◆ Short exercise ◆
Exclude any images and output the remaining records exactly.

***

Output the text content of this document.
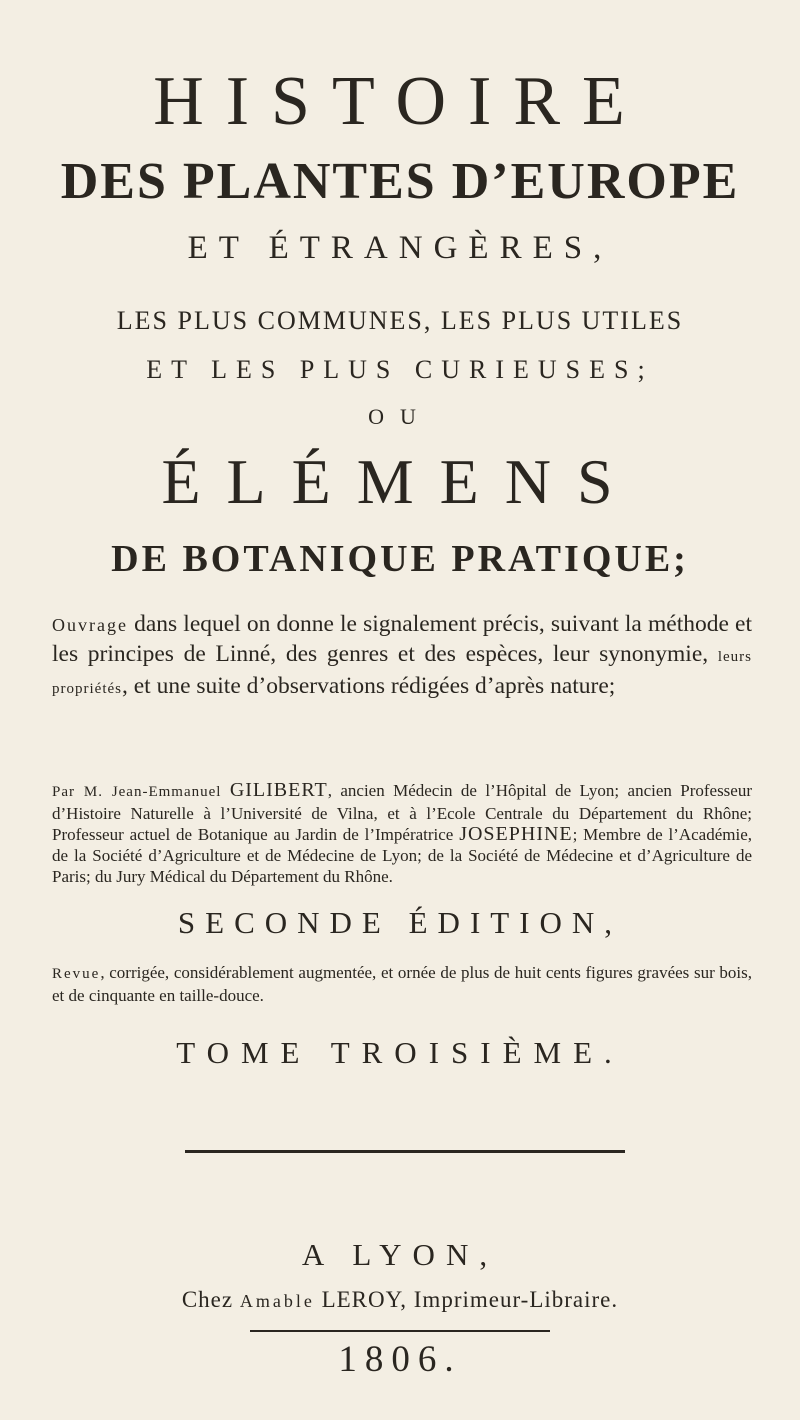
HISTOIRE
DES PLANTES D’EUROPE
ET ÉTRANGÈRES,
LES PLUS COMMUNES, LES PLUS UTILES
ET LES PLUS CURIEUSES;
OU
ÉLÉMENS
DE BOTANIQUE PRATIQUE;
Ouvrage dans lequel on donne le signalement précis, suivant la méthode et les principes de Linné, des genres et des espèces, leur synonymie, leurs propriétés, et une suite d’observations rédigées d’après nature;
Par M. Jean-Emmanuel GILIBERT, ancien Médecin de l’Hôpital de Lyon; ancien Professeur d’Histoire Naturelle à l’Université de Vilna, et à l’Ecole Centrale du Département du Rhône; Professeur actuel de Botanique au Jardin de l’Impératrice JOSEPHINE; Membre de l’Académie, de la Société d’Agriculture et de Médecine de Lyon; de la Société de Médecine et d’Agriculture de Paris; du Jury Médical du Département du Rhône.
SECONDE ÉDITION,
Revue, corrigée, considérablement augmentée, et ornée de plus de huit cents figures gravées sur bois, et de cinquante en taille-douce.
TOME TROISIÈME.
A LYON,
Chez Amable LEROY, Imprimeur-Libraire.
1806.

***

◆ Completed exercise ◆
Output the text content of this document.
HISTOIRE
DES PLANTES D’EUROPE
ET ÉTRANGÈRES,
LES PLUS COMMUNES, LES PLUS UTILES
ET LES PLUS CURIEUSES;
OU
ÉLÉMENS
DE BOTANIQUE PRATIQUE;
Ouvrage dans lequel on donne le signalement précis, suivant la méthode et les principes de Linné, des genres et des espèces, leur synonymie, leurs propriétés, et une suite d’observations rédigées d’après nature;
Par M. Jean-Emmanuel GILIBERT, ancien Médecin de l’Hôpital de Lyon; ancien Professeur d’Histoire Naturelle à l’Université de Vilna, et à l’Ecole Centrale du Département du Rhône; Professeur actuel de Botanique au Jardin de l’Impératrice JOSEPHINE; Membre de l’Académie, de la Société d’Agriculture et de Médecine de Lyon; de la Société de Médecine et d’Agriculture de Paris; du Jury Médical du Département du Rhône.
SECONDE ÉDITION,
Revue, corrigée, considérablement augmentée, et ornée de plus de huit cents figures gravées sur bois, et de cinquante en taille-douce.
TOME TROISIÈME.
A LYON,
Chez Amable LEROY, Imprimeur-Libraire.
1806.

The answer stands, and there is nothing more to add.